■ Work to be completed: Exactly as they appear, output all of the entries.

— begin Dataset entries —

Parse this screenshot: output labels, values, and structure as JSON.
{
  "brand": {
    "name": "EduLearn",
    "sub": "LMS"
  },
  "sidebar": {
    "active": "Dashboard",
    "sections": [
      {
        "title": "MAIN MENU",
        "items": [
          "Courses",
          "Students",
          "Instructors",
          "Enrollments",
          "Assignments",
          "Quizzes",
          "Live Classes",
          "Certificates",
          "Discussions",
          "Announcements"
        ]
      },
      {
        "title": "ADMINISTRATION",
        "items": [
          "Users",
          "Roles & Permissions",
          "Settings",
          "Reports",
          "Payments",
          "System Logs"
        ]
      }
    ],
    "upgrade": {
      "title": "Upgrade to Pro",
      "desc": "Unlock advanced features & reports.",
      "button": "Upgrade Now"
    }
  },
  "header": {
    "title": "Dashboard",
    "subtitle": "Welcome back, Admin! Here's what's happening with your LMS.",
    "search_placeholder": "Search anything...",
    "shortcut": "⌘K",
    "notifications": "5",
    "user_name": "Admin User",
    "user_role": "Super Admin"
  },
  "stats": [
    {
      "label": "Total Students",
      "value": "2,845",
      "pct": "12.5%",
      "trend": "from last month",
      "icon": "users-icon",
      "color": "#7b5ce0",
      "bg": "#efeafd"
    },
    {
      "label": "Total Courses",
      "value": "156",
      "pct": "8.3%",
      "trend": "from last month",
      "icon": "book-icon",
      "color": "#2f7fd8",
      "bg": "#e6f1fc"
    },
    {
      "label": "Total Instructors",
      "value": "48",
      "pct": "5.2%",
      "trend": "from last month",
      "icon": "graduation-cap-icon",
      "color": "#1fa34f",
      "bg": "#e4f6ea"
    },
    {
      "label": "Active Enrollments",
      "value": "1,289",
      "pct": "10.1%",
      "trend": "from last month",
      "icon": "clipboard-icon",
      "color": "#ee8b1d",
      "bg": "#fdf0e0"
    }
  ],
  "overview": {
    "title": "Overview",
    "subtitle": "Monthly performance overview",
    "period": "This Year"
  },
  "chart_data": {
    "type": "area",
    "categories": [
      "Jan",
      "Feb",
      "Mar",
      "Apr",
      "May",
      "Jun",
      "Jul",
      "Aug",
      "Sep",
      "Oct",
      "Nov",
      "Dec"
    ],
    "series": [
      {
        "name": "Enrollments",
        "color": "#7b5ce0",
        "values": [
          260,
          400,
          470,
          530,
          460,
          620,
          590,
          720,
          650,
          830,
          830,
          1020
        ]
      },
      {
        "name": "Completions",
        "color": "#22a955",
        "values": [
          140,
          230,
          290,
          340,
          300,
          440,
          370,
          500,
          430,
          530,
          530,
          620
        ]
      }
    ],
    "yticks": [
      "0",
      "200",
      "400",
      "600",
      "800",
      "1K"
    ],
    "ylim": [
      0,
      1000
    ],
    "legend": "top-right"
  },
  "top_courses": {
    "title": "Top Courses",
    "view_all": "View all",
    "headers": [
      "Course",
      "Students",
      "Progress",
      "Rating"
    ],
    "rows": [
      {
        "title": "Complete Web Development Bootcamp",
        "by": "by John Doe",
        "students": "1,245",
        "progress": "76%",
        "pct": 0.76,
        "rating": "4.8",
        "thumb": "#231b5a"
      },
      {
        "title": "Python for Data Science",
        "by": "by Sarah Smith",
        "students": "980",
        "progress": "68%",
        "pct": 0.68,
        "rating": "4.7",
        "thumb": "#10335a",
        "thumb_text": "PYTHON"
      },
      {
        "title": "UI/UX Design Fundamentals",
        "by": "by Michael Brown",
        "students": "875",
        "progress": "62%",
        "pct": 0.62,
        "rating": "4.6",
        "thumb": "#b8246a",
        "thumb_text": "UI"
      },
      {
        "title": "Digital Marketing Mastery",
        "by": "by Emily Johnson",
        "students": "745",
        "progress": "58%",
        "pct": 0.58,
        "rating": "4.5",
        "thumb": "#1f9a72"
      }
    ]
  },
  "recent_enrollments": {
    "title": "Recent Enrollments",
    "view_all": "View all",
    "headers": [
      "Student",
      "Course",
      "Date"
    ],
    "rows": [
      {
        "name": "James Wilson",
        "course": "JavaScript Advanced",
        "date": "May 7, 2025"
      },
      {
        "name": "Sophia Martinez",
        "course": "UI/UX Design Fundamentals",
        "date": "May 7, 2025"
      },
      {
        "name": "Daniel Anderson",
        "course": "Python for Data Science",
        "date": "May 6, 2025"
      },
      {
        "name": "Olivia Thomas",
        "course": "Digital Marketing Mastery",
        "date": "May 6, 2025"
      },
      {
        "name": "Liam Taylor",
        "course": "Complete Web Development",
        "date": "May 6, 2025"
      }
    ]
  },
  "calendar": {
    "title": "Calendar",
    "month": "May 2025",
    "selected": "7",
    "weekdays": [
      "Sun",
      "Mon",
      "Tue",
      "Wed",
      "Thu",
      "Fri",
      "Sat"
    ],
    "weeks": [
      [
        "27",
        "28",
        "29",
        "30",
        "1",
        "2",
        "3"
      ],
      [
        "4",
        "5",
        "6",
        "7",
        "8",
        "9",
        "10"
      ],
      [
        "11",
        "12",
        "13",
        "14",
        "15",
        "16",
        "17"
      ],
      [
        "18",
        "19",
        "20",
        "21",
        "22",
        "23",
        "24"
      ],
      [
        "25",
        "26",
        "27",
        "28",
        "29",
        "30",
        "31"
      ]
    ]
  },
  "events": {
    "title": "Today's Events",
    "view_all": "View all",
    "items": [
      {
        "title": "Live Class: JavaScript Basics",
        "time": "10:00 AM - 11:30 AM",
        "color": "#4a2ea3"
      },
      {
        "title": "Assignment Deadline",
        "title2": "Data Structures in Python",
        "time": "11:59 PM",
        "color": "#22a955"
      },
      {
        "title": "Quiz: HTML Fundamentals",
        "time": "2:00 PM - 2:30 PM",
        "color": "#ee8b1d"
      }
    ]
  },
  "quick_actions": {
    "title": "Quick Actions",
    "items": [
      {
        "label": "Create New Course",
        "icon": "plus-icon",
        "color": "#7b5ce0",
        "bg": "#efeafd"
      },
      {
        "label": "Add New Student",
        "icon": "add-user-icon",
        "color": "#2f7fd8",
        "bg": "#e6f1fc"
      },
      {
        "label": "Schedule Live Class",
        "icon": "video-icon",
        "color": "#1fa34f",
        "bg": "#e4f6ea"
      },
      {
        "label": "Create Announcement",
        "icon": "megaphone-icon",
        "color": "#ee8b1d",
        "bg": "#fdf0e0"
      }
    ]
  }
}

— end Dataset entries —

■ Response to this exercise:
Parse this screenshot: output labels, values, and structure as JSON.
{
  "brand": {
    "name": "EduLearn",
    "sub": "LMS"
  },
  "sidebar": {
    "active": "Dashboard",
    "sections": [
      {
        "title": "MAIN MENU",
        "items": [
          "Courses",
          "Students",
          "Instructors",
          "Enrollments",
          "Assignments",
          "Quizzes",
          "Live Classes",
          "Certificates",
          "Discussions",
          "Announcements"
        ]
      },
      {
        "title": "ADMINISTRATION",
        "items": [
          "Users",
          "Roles & Permissions",
          "Settings",
          "Reports",
          "Payments",
          "System Logs"
        ]
      }
    ],
    "upgrade": {
      "title": "Upgrade to Pro",
      "desc": "Unlock advanced features & reports.",
      "button": "Upgrade Now"
    }
  },
  "header": {
    "title": "Dashboard",
    "subtitle": "Welcome back, Admin! Here's what's happening with your LMS.",
    "search_placeholder": "Search anything...",
    "shortcut": "⌘K",
    "notifications": "5",
    "user_name": "Admin User",
    "user_role": "Super Admin"
  },
  "stats": [
    {
      "label": "Total Students",
      "value": "2,845",
      "pct": "12.5%",
      "trend": "from last month",
      "icon": "users-icon",
      "color": "#7b5ce0",
      "bg": "#efeafd"
    },
    {
      "label": "Total Courses",
      "value": "156",
      "pct": "8.3%",
      "trend": "from last month",
      "icon": "book-icon",
      "color": "#2f7fd8",
      "bg": "#e6f1fc"
    },
    {
      "label": "Total Instructors",
      "value": "48",
      "pct": "5.2%",
      "trend": "from last month",
      "icon": "graduation-cap-icon",
      "color": "#1fa34f",
      "bg": "#e4f6ea"
    },
    {
      "label": "Active Enrollments",
      "value": "1,289",
      "pct": "10.1%",
      "trend": "from last month",
      "icon": "clipboard-icon",
      "color": "#ee8b1d",
      "bg": "#fdf0e0"
    }
  ],
  "overview": {
    "title": "Overview",
    "subtitle": "Monthly performance overview",
    "period": "This Year"
  },
  "chart_data": {
    "type": "area",
    "categories": [
      "Jan",
      "Feb",
      "Mar",
      "Apr",
      "May",
      "Jun",
      "Jul",
      "Aug",
      "Sep",
      "Oct",
      "Nov",
      "Dec"
    ],
    "series": [
      {
        "name": "Enrollments",
        "color": "#7b5ce0",
        "values": [
          260,
          400,
          470,
          530,
          460,
          620,
          590,
          720,
          650,
          830,
          830,
          1020
        ]
      },
      {
        "name": "Completions",
        "color": "#22a955",
        "values": [
          140,
          230,
          290,
          340,
          300,
          440,
          370,
          500,
          430,
          530,
          530,
          620
        ]
      }
    ],
    "yticks": [
      "0",
      "200",
      "400",
      "600",
      "800",
      "1K"
    ],
    "ylim": [
      0,
      1000
    ],
    "legend": "top-right"
  },
  "top_courses": {
    "title": "Top Courses",
    "view_all": "View all",
    "headers": [
      "Course",
      "Students",
      "Progress",
      "Rating"
    ],
    "rows": [
      {
        "title": "Complete Web Development Bootcamp",
        "by": "by John Doe",
        "students": "1,245",
        "progress": "76%",
        "pct": 0.76,
        "rating": "4.8",
        "thumb": "#231b5a"
      },
      {
        "title": "Python for Data Science",
        "by": "by Sarah Smith",
        "students": "980",
        "progress": "68%",
        "pct": 0.68,
        "rating": "4.7",
        "thumb": "#10335a",
        "thumb_text": "PYTHON"
      },
      {
        "title": "UI/UX Design Fundamentals",
        "by": "by Michael Brown",
        "students": "875",
        "progress": "62%",
        "pct": 0.62,
        "rating": "4.6",
        "thumb": "#b8246a",
        "thumb_text": "UI"
      },
      {
        "title": "Digital Marketing Mastery",
        "by": "by Emily Johnson",
        "students": "745",
        "progress": "58%",
        "pct": 0.58,
        "rating": "4.5",
        "thumb": "#1f9a72"
      }
    ]
  },
  "recent_enrollments": {
    "title": "Recent Enrollments",
    "view_all": "View all",
    "headers": [
      "Student",
      "Course",
      "Date"
    ],
    "rows": [
      {
        "name": "James Wilson",
        "course": "JavaScript Advanced",
        "date": "May 7, 2025"
      },
      {
        "name": "Sophia Martinez",
        "course": "UI/UX Design Fundamentals",
        "date": "May 7, 2025"
      },
      {
        "name": "Daniel Anderson",
        "course": "Python for Data Science",
        "date": "May 6, 2025"
      },
      {
        "name": "Olivia Thomas",
        "course": "Digital Marketing Mastery",
        "date": "May 6, 2025"
      },
      {
        "name": "Liam Taylor",
        "course": "Complete Web Development",
        "date": "May 6, 2025"
      }
    ]
  },
  "calendar": {
    "title": "Calendar",
    "month": "May 2025",
    "selected": "7",
    "weekdays": [
      "Sun",
      "Mon",
      "Tue",
      "Wed",
      "Thu",
      "Fri",
      "Sat"
    ],
    "weeks": [
      [
        "27",
        "28",
        "29",
        "30",
        "1",
        "2",
        "3"
      ],
      [
        "4",
        "5",
        "6",
        "7",
        "8",
        "9",
        "10"
      ],
      [
        "11",
        "12",
        "13",
        "14",
        "15",
        "16",
        "17"
      ],
      [
        "18",
        "19",
        "20",
        "21",
        "22",
        "23",
        "24"
      ],
      [
        "25",
        "26",
        "27",
        "28",
        "29",
        "30",
        "31"
      ]
    ]
  },
  "events": {
    "title": "Today's Events",
    "view_all": "View all",
    "items": [
      {
        "title": "Live Class: JavaScript Basics",
        "time": "10:00 AM - 11:30 AM",
        "color": "#4a2ea3"
      },
      {
        "title": "Assignment Deadline",
        "title2": "Data Structures in Python",
        "time": "11:59 PM",
        "color": "#22a955"
      },
      {
        "title": "Quiz: HTML Fundamentals",
        "time": "2:00 PM - 2:30 PM",
        "color": "#ee8b1d"
      }
    ]
  },
  "quick_actions": {
    "title": "Quick Actions",
    "items": [
      {
        "label": "Create New Course",
        "icon": "plus-icon",
        "color": "#7b5ce0",
        "bg": "#efeafd"
      },
      {
        "label": "Add New Student",
        "icon": "add-user-icon",
        "color": "#2f7fd8",
        "bg": "#e6f1fc"
      },
      {
        "label": "Schedule Live Class",
        "icon": "video-icon",
        "color": "#1fa34f",
        "bg": "#e4f6ea"
      },
      {
        "label": "Create Announcement",
        "icon": "megaphone-icon",
        "color": "#ee8b1d",
        "bg": "#fdf0e0"
      }
    ]
  }
}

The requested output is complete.